List all lines of the data containing the word "name".

[START]

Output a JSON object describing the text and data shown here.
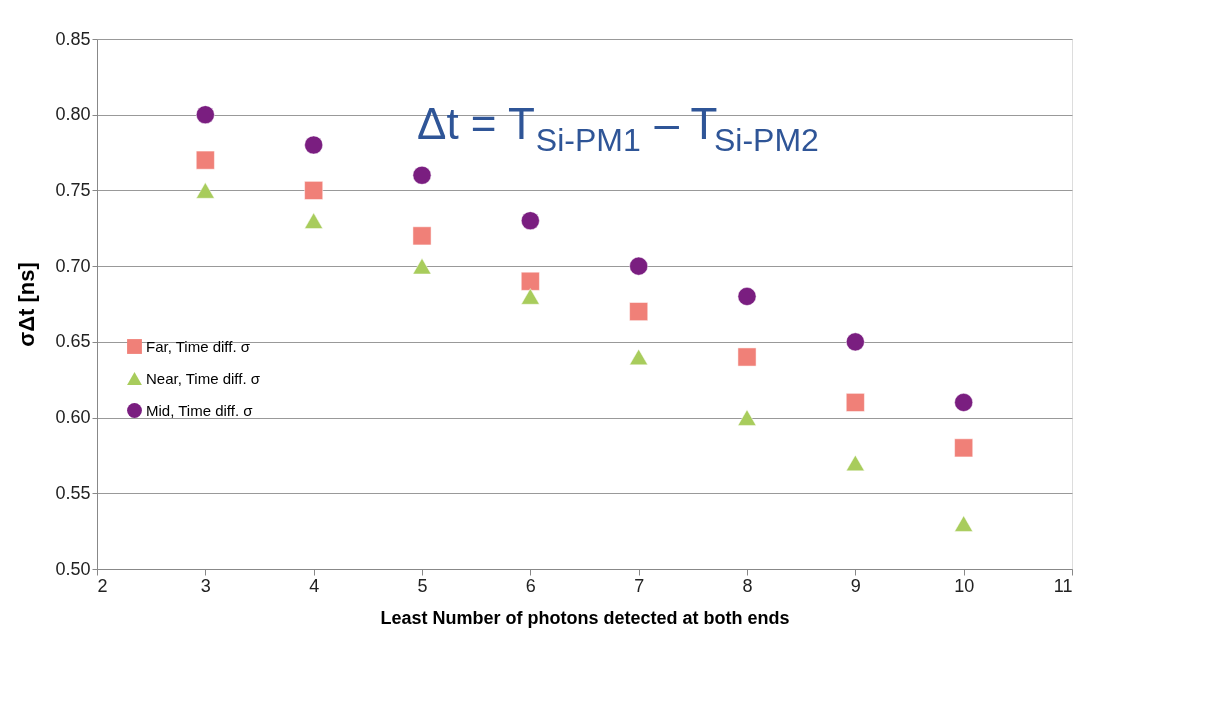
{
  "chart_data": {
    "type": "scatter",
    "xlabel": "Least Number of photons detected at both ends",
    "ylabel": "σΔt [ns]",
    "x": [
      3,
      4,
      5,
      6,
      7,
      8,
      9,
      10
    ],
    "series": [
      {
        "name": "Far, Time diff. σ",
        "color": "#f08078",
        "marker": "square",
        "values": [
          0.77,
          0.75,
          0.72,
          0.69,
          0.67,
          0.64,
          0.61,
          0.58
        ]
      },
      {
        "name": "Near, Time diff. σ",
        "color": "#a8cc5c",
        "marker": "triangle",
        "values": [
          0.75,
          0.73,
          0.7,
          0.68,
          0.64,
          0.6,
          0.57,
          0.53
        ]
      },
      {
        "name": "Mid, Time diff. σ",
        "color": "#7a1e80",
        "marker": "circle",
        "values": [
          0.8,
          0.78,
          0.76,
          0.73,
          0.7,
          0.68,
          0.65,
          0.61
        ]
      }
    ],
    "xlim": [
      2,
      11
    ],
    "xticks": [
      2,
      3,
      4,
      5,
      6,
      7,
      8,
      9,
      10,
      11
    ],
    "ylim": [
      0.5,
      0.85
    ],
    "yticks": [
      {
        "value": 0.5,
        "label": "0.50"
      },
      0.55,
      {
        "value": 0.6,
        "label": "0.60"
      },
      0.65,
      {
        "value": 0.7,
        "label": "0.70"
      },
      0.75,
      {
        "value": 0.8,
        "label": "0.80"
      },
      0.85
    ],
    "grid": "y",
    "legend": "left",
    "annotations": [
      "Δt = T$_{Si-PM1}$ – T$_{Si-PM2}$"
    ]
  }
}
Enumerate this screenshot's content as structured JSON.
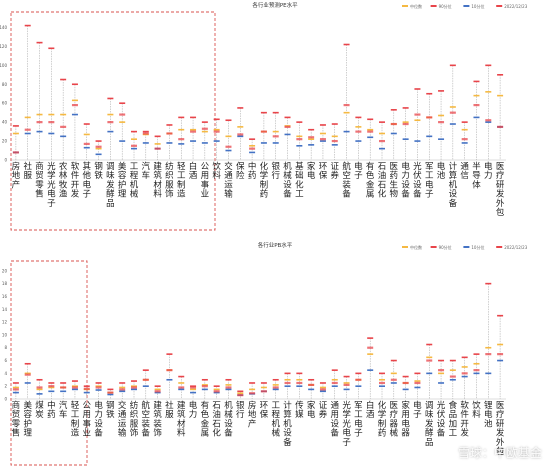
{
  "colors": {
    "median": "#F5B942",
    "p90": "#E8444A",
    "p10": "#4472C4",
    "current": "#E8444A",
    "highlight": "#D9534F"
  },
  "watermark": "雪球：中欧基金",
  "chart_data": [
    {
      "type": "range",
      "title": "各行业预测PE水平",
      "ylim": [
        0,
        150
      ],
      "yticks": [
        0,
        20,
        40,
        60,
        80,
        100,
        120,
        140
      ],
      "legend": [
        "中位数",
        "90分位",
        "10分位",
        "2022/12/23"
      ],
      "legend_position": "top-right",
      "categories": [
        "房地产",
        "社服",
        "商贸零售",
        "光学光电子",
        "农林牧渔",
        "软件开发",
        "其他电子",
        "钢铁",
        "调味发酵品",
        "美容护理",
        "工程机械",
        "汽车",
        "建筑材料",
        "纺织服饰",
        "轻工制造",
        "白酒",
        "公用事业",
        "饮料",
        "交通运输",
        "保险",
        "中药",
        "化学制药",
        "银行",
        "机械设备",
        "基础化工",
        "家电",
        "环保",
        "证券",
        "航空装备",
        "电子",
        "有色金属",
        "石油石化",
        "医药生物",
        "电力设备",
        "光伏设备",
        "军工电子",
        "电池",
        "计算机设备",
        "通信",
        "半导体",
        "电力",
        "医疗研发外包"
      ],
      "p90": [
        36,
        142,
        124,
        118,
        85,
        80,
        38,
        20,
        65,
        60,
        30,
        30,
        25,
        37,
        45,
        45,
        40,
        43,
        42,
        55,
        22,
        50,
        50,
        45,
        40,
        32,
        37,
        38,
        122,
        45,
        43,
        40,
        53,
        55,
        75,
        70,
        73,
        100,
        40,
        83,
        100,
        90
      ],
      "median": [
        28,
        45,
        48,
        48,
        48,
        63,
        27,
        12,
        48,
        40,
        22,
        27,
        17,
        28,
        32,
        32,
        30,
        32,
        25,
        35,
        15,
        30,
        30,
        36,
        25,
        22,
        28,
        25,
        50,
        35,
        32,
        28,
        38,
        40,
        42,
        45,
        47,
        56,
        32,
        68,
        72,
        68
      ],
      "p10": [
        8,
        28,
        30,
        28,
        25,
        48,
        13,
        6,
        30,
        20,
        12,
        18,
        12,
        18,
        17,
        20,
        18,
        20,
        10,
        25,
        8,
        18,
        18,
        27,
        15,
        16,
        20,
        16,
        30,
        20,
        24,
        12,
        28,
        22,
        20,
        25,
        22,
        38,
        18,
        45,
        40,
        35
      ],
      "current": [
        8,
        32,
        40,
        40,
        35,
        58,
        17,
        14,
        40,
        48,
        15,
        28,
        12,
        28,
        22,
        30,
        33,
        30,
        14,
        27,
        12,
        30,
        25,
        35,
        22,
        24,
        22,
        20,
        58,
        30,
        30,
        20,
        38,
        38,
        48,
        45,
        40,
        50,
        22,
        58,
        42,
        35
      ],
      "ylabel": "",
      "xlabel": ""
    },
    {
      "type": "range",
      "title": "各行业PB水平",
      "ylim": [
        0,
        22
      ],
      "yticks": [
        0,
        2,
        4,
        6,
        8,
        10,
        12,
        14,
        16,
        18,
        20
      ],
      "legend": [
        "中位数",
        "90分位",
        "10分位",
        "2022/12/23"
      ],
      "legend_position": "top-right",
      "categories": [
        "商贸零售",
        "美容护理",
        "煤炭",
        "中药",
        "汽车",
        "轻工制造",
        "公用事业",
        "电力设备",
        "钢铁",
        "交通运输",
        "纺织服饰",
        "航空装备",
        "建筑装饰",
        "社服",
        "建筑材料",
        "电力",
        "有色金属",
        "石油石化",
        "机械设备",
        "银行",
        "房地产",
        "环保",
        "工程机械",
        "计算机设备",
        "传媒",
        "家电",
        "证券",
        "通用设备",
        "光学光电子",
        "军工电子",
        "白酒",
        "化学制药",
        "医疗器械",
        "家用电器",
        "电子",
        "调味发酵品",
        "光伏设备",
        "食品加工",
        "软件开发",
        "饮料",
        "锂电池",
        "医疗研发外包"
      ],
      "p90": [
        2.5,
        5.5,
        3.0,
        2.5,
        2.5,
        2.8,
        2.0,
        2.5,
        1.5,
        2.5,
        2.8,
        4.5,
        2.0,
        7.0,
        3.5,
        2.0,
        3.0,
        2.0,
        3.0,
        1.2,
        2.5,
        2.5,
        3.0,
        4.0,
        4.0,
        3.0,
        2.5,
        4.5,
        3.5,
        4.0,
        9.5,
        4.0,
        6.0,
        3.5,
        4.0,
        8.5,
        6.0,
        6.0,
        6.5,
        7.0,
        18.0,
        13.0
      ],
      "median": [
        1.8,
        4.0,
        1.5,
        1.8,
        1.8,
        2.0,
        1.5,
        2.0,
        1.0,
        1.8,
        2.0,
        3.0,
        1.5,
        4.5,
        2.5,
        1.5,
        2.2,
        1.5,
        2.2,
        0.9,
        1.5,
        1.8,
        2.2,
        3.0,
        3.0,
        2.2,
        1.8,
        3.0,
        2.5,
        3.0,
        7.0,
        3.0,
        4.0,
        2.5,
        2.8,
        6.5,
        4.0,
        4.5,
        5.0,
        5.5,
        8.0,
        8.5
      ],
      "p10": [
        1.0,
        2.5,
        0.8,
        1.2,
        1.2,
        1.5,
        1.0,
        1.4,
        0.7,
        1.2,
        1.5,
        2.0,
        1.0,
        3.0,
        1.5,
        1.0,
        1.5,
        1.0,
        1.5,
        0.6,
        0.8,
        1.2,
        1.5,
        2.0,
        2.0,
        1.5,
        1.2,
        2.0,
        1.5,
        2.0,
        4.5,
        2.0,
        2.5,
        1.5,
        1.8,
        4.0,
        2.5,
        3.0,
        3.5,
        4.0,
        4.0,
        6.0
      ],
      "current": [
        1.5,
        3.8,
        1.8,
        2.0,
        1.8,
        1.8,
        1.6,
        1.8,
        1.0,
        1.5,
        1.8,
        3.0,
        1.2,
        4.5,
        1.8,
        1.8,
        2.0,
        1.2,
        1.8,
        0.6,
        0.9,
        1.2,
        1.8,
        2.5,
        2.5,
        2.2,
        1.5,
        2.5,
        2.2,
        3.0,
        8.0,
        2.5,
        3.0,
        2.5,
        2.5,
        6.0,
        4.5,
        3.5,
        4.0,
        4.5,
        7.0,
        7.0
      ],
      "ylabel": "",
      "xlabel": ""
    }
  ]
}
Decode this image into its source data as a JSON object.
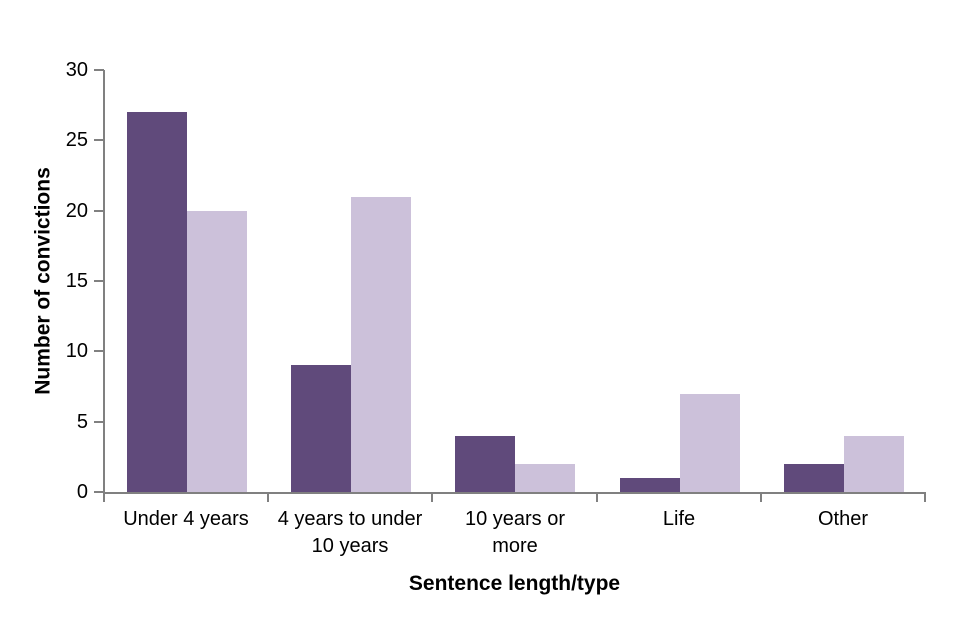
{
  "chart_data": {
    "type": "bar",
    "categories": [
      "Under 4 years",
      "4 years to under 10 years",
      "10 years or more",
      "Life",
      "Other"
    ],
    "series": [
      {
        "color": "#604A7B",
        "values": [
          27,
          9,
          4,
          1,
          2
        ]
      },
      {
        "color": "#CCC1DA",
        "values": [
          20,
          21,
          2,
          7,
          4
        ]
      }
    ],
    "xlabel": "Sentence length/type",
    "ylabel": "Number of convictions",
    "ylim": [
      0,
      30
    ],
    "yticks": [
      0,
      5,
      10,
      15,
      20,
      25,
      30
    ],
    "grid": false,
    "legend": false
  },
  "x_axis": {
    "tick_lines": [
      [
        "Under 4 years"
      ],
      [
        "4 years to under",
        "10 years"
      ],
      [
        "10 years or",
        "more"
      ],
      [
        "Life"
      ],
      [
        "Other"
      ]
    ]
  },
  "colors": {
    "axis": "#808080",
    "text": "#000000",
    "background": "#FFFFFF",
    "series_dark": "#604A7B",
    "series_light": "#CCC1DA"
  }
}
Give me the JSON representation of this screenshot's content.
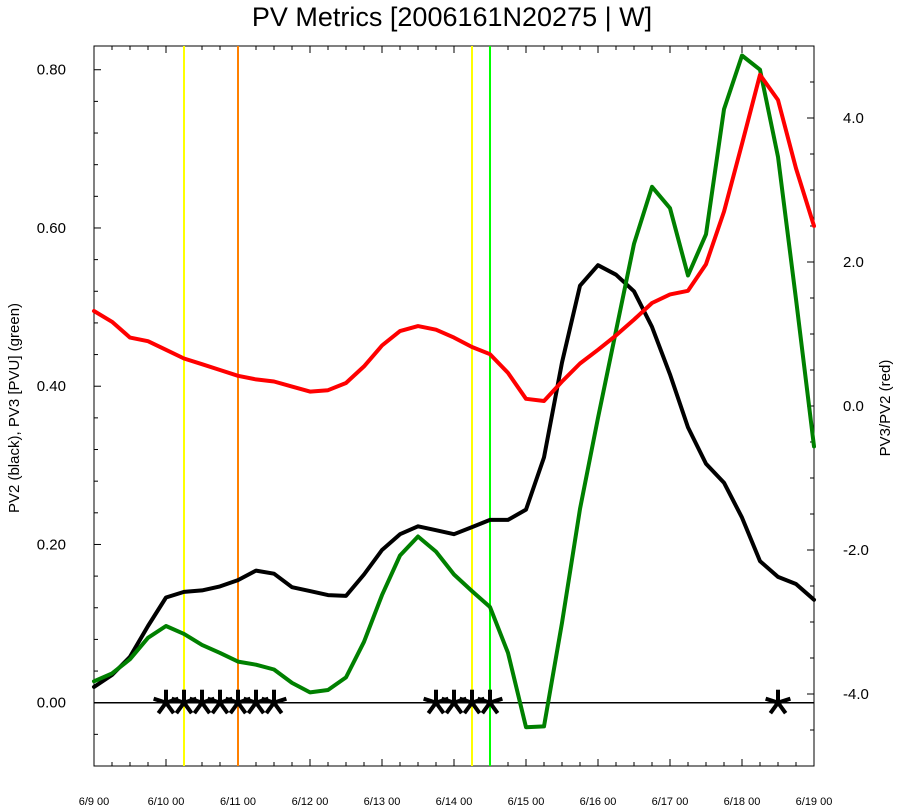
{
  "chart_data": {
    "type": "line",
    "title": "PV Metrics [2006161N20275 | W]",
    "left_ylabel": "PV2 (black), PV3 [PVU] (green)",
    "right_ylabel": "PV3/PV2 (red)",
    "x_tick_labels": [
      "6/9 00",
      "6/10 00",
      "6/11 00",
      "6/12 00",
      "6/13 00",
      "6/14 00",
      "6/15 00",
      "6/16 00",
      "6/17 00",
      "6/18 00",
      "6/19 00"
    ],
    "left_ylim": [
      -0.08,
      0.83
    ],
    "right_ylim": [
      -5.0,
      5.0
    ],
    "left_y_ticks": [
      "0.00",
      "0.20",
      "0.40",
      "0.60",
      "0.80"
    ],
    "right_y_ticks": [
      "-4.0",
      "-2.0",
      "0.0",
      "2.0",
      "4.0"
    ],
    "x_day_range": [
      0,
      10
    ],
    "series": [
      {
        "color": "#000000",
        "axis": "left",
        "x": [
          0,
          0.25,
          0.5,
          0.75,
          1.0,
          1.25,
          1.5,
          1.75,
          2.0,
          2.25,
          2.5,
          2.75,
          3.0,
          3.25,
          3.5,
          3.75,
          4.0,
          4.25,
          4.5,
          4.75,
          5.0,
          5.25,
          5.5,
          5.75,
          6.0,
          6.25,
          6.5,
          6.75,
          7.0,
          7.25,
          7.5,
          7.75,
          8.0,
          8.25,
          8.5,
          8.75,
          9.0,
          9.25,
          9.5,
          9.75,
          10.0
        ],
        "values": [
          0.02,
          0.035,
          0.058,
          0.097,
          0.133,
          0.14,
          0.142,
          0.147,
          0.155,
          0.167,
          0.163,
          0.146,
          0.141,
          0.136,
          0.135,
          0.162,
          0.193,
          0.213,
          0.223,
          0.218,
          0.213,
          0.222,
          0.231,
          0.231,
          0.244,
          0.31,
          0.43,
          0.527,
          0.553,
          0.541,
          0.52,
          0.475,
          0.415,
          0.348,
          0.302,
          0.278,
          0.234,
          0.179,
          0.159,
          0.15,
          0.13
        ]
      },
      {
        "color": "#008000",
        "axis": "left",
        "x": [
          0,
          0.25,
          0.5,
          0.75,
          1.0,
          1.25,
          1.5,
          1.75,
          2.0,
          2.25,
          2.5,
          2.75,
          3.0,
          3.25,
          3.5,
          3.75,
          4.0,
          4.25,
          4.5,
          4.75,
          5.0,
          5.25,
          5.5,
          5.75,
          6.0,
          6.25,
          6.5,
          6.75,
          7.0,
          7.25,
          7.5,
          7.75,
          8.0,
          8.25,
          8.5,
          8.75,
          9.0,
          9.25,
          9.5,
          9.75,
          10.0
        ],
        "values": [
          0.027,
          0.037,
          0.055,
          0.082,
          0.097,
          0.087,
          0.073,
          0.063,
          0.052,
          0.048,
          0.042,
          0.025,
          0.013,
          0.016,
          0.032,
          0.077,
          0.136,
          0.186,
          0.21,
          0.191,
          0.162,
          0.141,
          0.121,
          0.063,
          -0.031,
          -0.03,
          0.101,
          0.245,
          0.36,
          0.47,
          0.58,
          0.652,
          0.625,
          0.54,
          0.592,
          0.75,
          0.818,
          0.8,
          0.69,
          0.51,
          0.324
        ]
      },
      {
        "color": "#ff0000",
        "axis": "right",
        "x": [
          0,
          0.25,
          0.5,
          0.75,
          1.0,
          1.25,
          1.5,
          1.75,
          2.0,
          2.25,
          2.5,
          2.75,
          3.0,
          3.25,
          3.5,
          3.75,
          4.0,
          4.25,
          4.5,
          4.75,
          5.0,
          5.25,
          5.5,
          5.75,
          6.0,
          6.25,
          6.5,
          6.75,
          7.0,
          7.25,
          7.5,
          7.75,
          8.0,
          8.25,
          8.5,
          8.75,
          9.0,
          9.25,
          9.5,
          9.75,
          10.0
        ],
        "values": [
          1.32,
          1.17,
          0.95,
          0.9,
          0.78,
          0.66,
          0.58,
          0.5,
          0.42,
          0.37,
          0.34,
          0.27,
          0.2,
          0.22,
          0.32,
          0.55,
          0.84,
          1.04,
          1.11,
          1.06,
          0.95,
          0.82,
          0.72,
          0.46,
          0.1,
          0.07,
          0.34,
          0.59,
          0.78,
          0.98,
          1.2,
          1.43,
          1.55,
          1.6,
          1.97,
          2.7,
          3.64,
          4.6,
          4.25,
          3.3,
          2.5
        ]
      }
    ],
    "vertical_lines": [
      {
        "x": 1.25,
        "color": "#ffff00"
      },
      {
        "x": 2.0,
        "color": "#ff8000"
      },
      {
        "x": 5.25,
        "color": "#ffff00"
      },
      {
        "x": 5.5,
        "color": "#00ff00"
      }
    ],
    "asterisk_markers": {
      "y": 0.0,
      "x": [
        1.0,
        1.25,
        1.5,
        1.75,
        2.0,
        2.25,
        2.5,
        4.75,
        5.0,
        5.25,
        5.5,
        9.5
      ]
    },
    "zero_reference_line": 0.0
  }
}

[END]

- **Task response**
        "name": "Far, Time diff. σ",
        "name": "Near, Time diff. σ",
        "name": "Mid, Time diff. σ",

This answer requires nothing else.